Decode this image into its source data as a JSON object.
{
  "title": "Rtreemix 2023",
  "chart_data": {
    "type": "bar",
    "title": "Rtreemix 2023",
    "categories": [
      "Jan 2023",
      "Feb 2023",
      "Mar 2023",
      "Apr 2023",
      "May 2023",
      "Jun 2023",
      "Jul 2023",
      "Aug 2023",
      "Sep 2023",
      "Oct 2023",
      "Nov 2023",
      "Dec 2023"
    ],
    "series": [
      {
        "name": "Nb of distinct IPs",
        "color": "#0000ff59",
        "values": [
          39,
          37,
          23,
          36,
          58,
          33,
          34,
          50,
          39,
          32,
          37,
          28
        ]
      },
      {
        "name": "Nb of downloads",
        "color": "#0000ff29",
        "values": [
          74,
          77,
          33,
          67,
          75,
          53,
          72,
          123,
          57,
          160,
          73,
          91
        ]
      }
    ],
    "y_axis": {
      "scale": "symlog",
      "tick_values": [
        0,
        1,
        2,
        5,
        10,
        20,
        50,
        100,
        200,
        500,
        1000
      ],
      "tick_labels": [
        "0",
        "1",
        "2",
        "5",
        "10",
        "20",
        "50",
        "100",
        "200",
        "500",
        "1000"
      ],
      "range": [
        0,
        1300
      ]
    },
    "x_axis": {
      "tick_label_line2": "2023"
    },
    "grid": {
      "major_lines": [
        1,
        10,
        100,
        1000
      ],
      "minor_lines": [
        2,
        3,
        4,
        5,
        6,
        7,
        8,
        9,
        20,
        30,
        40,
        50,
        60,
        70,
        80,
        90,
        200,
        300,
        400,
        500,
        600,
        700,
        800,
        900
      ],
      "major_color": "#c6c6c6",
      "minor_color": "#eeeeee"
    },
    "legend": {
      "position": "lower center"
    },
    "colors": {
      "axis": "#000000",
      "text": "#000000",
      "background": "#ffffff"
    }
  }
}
────────────────────
* **Task brief**: The records above should be returned exactly.

* **Response for this exercise**:
Decode this image into its source data as a JSON object.
{
  "title": "Rtreemix 2023",
  "chart_data": {
    "type": "bar",
    "title": "Rtreemix 2023",
    "categories": [
      "Jan 2023",
      "Feb 2023",
      "Mar 2023",
      "Apr 2023",
      "May 2023",
      "Jun 2023",
      "Jul 2023",
      "Aug 2023",
      "Sep 2023",
      "Oct 2023",
      "Nov 2023",
      "Dec 2023"
    ],
    "series": [
      {
        "name": "Nb of distinct IPs",
        "color": "#0000ff59",
        "values": [
          39,
          37,
          23,
          36,
          58,
          33,
          34,
          50,
          39,
          32,
          37,
          28
        ]
      },
      {
        "name": "Nb of downloads",
        "color": "#0000ff29",
        "values": [
          74,
          77,
          33,
          67,
          75,
          53,
          72,
          123,
          57,
          160,
          73,
          91
        ]
      }
    ],
    "y_axis": {
      "scale": "symlog",
      "tick_values": [
        0,
        1,
        2,
        5,
        10,
        20,
        50,
        100,
        200,
        500,
        1000
      ],
      "tick_labels": [
        "0",
        "1",
        "2",
        "5",
        "10",
        "20",
        "50",
        "100",
        "200",
        "500",
        "1000"
      ],
      "range": [
        0,
        1300
      ]
    },
    "x_axis": {
      "tick_label_line2": "2023"
    },
    "grid": {
      "major_lines": [
        1,
        10,
        100,
        1000
      ],
      "minor_lines": [
        2,
        3,
        4,
        5,
        6,
        7,
        8,
        9,
        20,
        30,
        40,
        50,
        60,
        70,
        80,
        90,
        200,
        300,
        400,
        500,
        600,
        700,
        800,
        900
      ],
      "major_color": "#c6c6c6",
      "minor_color": "#eeeeee"
    },
    "legend": {
      "position": "lower center"
    },
    "colors": {
      "axis": "#000000",
      "text": "#000000",
      "background": "#ffffff"
    }
  }
}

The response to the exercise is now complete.